__EXERCISE INPUTS__
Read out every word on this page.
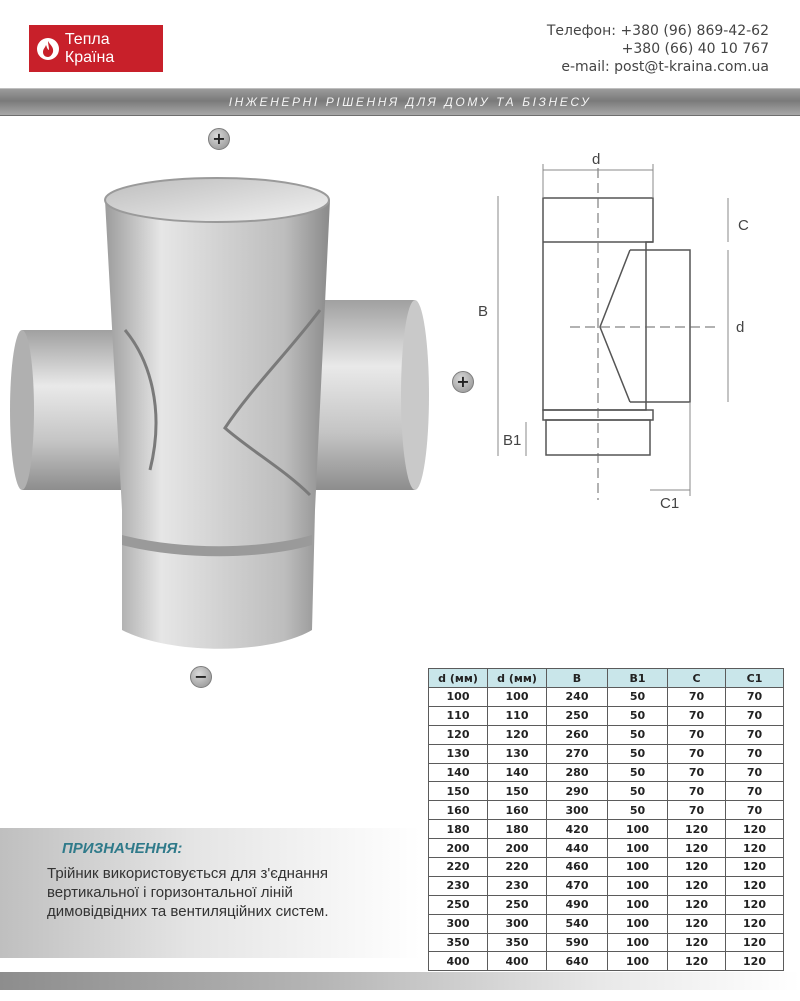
Тепла Країна
Телефон: +380 (96) 869-42-62
+380 (66) 40 10 767
e-mail: post@t-kraina.com.ua
ІНЖЕНЕРНІ РІШЕННЯ ДЛЯ ДОМУ ТА БІЗНЕСУ
+
+
−
d
C
d
B
B1
C1
d (мм)	d (мм)	B	B1	C	C1
100	100	240	50	70	70
110	110	250	50	70	70
120	120	260	50	70	70
130	130	270	50	70	70
140	140	280	50	70	70
150	150	290	50	70	70
160	160	300	50	70	70
180	180	420	100	120	120
200	200	440	100	120	120
220	220	460	100	120	120
230	230	470	100	120	120
250	250	490	100	120	120
300	300	540	100	120	120
350	350	590	100	120	120
400	400	640	100	120	120
ПРИЗНАЧЕННЯ:

Трійник використовується для з'єднання вертикальної і горизонтальної ліній димовідвідних та вентиляційних систем.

__EXERCISE DESCRIPTION__
Output a faithful copy of the data, with each picture left out.

__SOLUTION TO THE EXERCISE__
Read out every word on this page.
Тепла Країна
Телефон: +380 (96) 869-42-62
+380 (66) 40 10 767
e-mail: post@t-kraina.com.ua
ІНЖЕНЕРНІ РІШЕННЯ ДЛЯ ДОМУ ТА БІЗНЕСУ
+
+
−
d
C
d
B
B1
C1
d (мм)	d (мм)	B	B1	C	C1
100	100	240	50	70	70
110	110	250	50	70	70
120	120	260	50	70	70
130	130	270	50	70	70
140	140	280	50	70	70
150	150	290	50	70	70
160	160	300	50	70	70
180	180	420	100	120	120
200	200	440	100	120	120
220	220	460	100	120	120
230	230	470	100	120	120
250	250	490	100	120	120
300	300	540	100	120	120
350	350	590	100	120	120
400	400	640	100	120	120
ПРИЗНАЧЕННЯ:

Трійник використовується для з'єднання вертикальної і горизонтальної ліній димовідвідних та вентиляційних систем.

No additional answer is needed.